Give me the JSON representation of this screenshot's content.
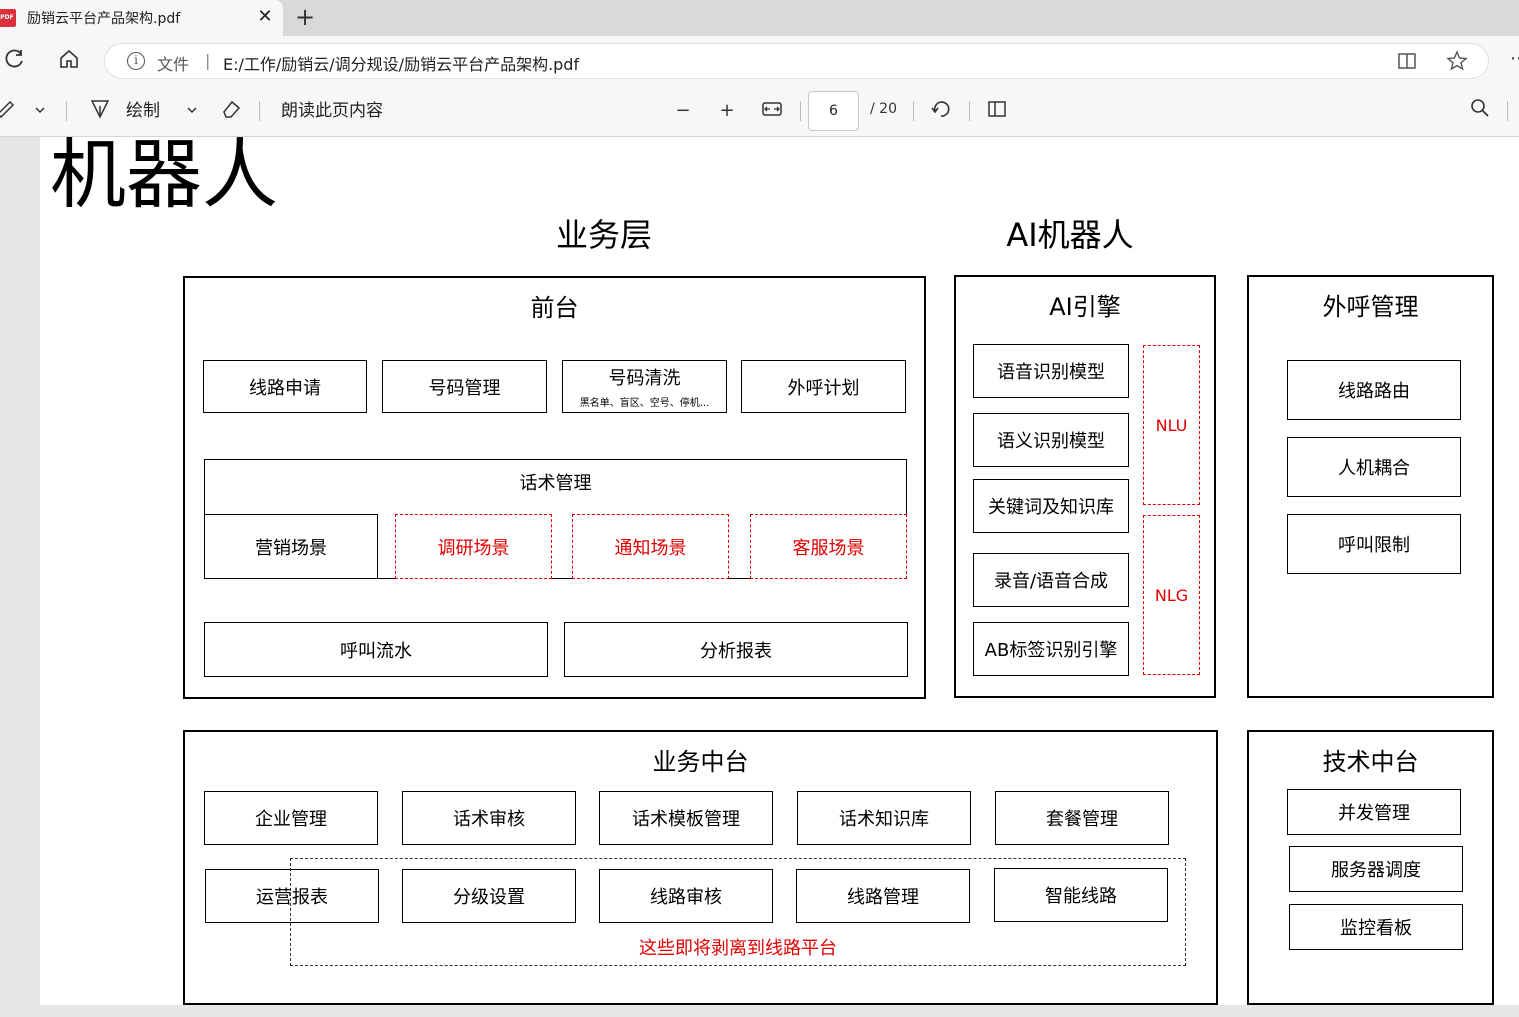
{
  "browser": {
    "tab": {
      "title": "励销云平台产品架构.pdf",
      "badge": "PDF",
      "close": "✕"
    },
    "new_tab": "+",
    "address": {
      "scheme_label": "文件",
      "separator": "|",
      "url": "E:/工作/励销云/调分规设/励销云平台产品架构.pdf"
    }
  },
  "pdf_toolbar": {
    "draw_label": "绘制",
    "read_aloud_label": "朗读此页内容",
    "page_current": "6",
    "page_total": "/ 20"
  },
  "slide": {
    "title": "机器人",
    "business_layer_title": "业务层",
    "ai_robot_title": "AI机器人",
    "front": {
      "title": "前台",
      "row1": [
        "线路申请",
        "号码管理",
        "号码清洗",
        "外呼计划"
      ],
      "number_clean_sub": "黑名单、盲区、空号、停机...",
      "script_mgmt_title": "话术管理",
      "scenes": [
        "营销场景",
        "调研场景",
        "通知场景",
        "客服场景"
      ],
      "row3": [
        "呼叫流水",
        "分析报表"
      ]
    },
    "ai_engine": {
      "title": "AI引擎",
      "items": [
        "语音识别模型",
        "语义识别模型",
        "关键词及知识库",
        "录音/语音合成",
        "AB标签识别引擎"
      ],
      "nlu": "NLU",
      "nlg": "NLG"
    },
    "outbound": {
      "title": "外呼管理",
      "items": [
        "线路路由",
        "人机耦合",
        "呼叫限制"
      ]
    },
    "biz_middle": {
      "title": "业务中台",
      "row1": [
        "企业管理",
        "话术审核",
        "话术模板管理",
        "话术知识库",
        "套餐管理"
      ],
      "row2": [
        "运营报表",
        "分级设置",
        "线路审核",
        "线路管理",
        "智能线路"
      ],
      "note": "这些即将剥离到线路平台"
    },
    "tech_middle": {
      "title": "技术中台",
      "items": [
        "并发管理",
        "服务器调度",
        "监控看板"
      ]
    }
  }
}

----

### Directive
Look through the records and gather each line with the word "励销云平台产品架构".

### Solution to the problem
      "title": "励销云平台产品架构.pdf",
      "url": "E:/工作/励销云/调分规设/励销云平台产品架构.pdf"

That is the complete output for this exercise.